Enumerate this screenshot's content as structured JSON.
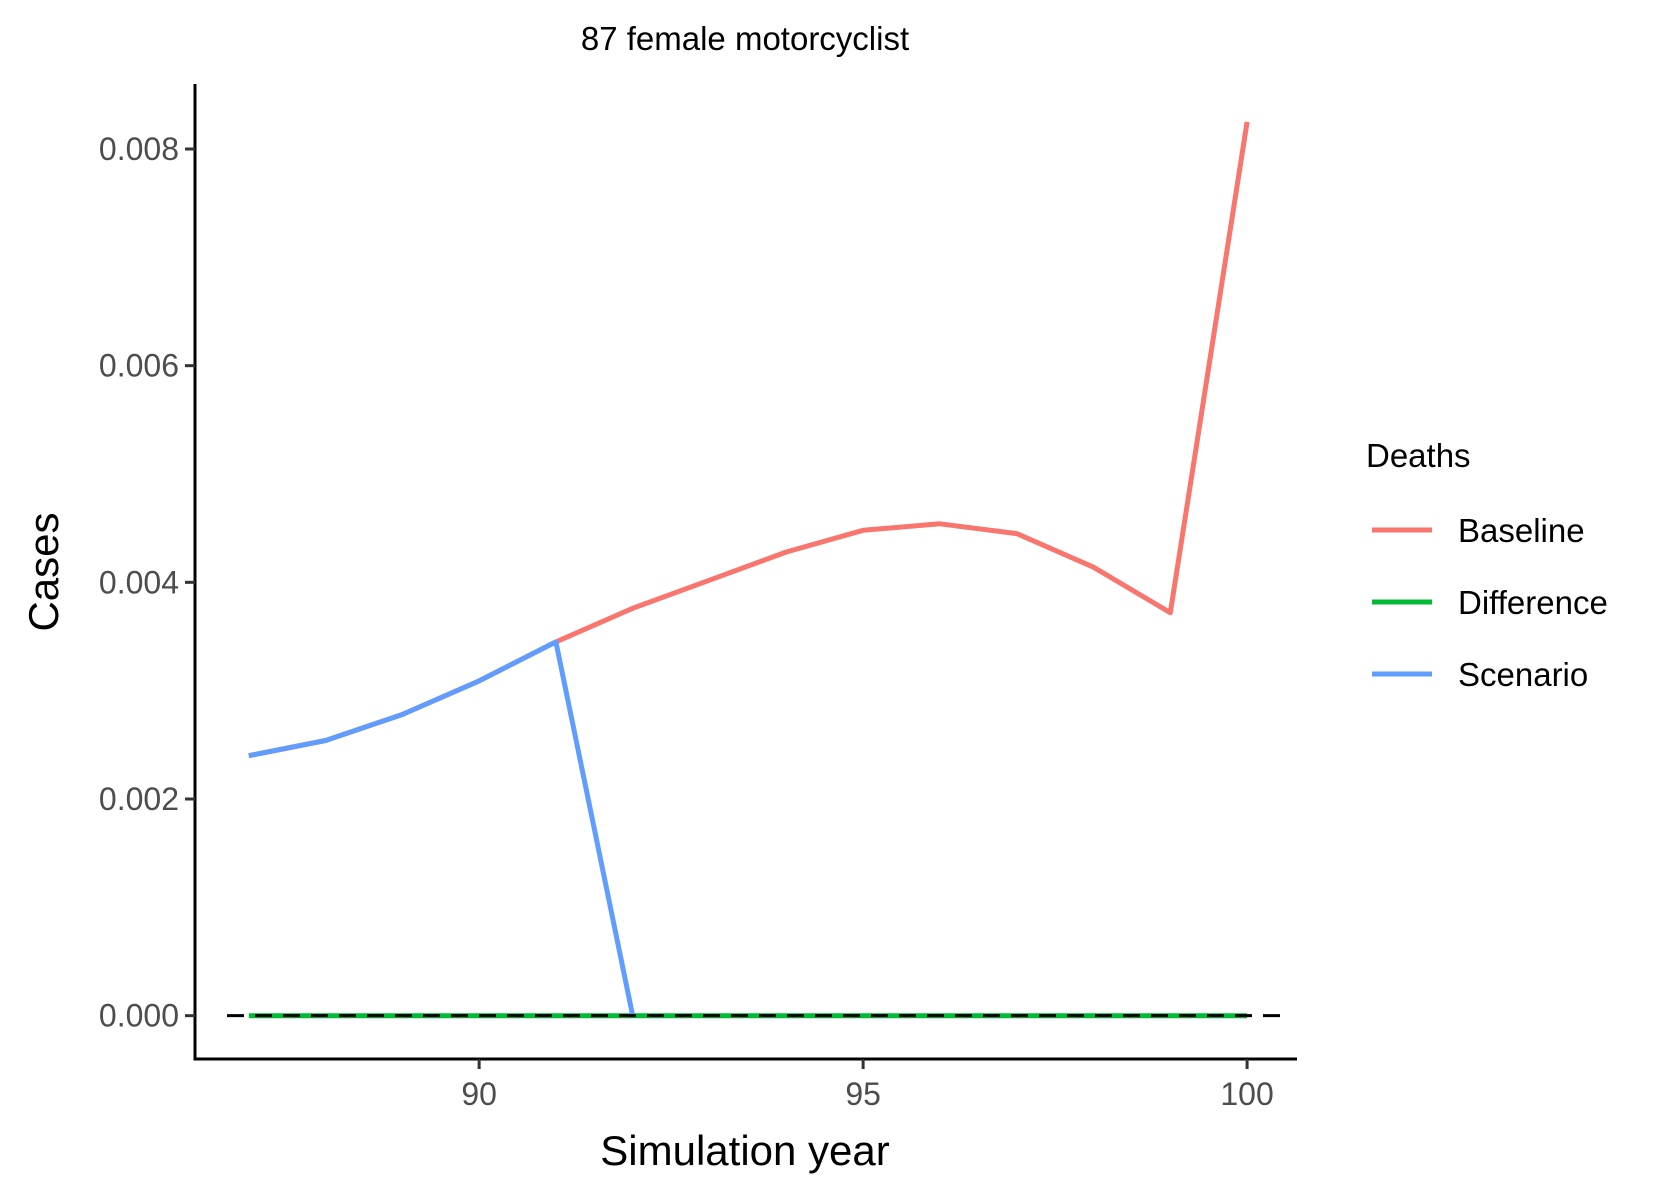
{
  "chart_data": {
    "type": "line",
    "title": "87 female motorcyclist",
    "xlabel": "Simulation year",
    "ylabel": "Cases",
    "xlim": [
      86.3,
      100.65
    ],
    "ylim": [
      -0.0004,
      0.0086
    ],
    "x_ticks": [
      90,
      95,
      100
    ],
    "x_tick_labels": [
      "90",
      "95",
      "100"
    ],
    "y_ticks": [
      0,
      0.002,
      0.004,
      0.006,
      0.008
    ],
    "y_tick_labels": [
      "0.000",
      "0.002",
      "0.004",
      "0.006",
      "0.008"
    ],
    "grid": false,
    "legend": {
      "title": "Deaths",
      "position": "right"
    },
    "reference_line": {
      "y": 0,
      "style": "dashed",
      "color": "#000000"
    },
    "series": [
      {
        "name": "Baseline",
        "color": "#F8766D",
        "x": [
          87,
          88,
          89,
          90,
          91,
          92,
          93,
          94,
          95,
          96,
          97,
          98,
          99,
          100
        ],
        "y": [
          0.0024,
          0.00254,
          0.00278,
          0.00309,
          0.00345,
          0.00376,
          0.00402,
          0.00428,
          0.00448,
          0.00454,
          0.00445,
          0.00414,
          0.00372,
          0.00825
        ]
      },
      {
        "name": "Difference",
        "color": "#00BA38",
        "x": [
          87,
          88,
          89,
          90,
          91,
          92,
          93,
          94,
          95,
          96,
          97,
          98,
          99,
          100
        ],
        "y": [
          0,
          0,
          0,
          0,
          0,
          0,
          0,
          0,
          0,
          0,
          0,
          0,
          0,
          0
        ]
      },
      {
        "name": "Scenario",
        "color": "#619CFF",
        "x": [
          87,
          88,
          89,
          90,
          91,
          92
        ],
        "y": [
          0.0024,
          0.00254,
          0.00278,
          0.00309,
          0.00345,
          0
        ]
      }
    ]
  }
}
* * *
WHAT THE EXERCISE ASKS
Copy out every line of the listing that contains the string "title".

RESPONSE BELOW
    "title": "87 female motorcyclist",
      "title": "Deaths",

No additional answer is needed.